§ Objetivo
Copie sem nenhuma alteração as linhas que vão do início dos dados até a linha que contém "header-journal: [Mh. Chem., Bd.", incluindo também essa linha.

====== Dados do exercício

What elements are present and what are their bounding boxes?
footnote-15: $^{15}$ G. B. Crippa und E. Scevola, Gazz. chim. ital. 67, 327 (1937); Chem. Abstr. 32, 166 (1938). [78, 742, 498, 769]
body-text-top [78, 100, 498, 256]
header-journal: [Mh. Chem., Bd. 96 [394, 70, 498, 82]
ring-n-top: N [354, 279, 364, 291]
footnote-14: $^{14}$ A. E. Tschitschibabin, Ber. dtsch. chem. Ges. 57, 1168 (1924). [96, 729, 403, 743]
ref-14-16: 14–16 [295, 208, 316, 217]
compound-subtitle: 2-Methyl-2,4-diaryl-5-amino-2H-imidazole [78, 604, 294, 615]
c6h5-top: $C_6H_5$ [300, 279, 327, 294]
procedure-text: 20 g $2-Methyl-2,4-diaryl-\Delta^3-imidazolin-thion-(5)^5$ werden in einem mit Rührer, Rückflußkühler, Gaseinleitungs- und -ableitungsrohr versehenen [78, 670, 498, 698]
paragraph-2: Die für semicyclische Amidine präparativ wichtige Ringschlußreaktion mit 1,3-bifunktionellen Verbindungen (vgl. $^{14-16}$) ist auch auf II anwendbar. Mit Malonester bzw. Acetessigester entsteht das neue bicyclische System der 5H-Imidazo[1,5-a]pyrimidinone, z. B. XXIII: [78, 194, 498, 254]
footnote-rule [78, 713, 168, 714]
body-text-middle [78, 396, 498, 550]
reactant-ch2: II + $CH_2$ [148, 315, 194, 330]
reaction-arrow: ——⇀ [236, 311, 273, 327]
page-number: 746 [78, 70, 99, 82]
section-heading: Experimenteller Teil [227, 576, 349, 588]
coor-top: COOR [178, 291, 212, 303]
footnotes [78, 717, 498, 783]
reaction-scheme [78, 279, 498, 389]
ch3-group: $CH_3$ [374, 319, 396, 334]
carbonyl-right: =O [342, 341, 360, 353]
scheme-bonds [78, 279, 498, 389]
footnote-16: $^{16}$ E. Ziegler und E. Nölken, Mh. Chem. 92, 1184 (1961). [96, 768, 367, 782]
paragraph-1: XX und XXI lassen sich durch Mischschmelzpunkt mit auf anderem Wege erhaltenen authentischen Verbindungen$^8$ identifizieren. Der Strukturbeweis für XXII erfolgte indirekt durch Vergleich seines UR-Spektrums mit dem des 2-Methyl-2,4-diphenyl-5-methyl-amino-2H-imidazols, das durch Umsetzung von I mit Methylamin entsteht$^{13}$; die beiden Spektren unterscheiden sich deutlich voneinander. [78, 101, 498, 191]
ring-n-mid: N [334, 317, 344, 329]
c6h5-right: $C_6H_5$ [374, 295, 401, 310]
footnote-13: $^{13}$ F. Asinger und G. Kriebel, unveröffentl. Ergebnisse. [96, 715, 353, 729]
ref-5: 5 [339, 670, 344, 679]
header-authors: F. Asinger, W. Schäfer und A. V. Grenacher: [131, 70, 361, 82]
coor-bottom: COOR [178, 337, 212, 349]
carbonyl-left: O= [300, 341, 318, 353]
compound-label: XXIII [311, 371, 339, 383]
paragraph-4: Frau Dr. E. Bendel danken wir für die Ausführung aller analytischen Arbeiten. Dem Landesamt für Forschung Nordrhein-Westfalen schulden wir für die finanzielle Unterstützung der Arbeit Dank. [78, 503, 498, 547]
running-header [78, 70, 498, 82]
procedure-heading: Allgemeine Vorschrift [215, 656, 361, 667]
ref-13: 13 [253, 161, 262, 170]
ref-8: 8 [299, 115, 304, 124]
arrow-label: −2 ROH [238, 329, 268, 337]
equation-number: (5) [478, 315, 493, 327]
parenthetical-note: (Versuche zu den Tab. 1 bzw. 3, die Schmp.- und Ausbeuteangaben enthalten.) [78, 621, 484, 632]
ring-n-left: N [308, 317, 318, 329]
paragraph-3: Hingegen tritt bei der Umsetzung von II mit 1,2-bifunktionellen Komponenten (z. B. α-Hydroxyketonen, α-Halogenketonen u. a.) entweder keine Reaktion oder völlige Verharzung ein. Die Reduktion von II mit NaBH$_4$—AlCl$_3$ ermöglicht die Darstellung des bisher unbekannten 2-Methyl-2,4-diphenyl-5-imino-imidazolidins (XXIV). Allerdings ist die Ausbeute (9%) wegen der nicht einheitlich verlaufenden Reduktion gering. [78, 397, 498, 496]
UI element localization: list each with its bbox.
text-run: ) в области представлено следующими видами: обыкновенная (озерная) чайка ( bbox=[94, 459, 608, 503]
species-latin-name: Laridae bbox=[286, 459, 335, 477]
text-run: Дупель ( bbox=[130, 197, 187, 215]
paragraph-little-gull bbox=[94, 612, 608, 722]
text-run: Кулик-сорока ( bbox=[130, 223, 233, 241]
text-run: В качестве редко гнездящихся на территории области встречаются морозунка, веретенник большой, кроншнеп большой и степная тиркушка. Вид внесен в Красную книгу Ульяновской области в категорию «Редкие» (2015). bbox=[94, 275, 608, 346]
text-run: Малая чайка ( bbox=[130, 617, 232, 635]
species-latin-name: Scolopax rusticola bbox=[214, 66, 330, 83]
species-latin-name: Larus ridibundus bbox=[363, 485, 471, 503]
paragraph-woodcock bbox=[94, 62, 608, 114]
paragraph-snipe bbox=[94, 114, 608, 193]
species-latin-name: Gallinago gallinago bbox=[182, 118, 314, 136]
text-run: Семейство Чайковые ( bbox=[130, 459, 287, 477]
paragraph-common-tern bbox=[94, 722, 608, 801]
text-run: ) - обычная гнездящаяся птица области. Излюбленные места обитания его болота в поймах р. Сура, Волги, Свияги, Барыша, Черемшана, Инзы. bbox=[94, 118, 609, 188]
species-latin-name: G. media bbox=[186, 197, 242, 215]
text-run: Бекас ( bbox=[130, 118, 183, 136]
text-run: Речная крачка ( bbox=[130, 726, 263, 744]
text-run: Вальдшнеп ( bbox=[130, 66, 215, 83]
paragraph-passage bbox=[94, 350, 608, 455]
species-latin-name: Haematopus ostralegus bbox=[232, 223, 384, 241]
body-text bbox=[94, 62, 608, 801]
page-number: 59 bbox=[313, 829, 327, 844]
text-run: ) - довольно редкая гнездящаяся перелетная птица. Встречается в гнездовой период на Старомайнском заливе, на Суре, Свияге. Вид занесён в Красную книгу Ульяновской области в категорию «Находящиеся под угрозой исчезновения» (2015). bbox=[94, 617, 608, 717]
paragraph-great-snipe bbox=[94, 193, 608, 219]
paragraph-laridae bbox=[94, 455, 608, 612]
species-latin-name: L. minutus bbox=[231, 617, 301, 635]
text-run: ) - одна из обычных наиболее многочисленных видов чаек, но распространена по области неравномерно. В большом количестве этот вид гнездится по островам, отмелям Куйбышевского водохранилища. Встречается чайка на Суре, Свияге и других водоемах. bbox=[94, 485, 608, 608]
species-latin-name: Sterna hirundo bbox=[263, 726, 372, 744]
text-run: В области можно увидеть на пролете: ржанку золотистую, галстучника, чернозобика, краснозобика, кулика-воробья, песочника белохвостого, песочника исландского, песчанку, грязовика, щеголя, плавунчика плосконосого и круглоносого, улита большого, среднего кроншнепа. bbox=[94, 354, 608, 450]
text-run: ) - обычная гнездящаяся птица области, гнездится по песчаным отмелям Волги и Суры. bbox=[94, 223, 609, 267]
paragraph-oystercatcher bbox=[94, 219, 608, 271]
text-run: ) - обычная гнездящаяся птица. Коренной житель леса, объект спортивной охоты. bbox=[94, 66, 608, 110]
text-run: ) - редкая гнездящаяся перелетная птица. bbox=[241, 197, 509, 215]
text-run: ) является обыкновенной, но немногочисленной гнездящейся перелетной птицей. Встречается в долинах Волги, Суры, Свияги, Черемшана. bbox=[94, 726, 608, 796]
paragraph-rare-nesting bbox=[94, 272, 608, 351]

============

§ Resposta
What elements are present and what are their bounding boxes?
footnote-15: $^{15}$ G. B. Crippa und E. Scevola, Gazz. chim. ital. 67, 327 (1937); Chem. Abstr. 32, 166 (1938). [78, 742, 498, 769]
body-text-top [78, 100, 498, 256]
header-journal: [Mh. Chem., Bd. 96 [394, 70, 498, 82]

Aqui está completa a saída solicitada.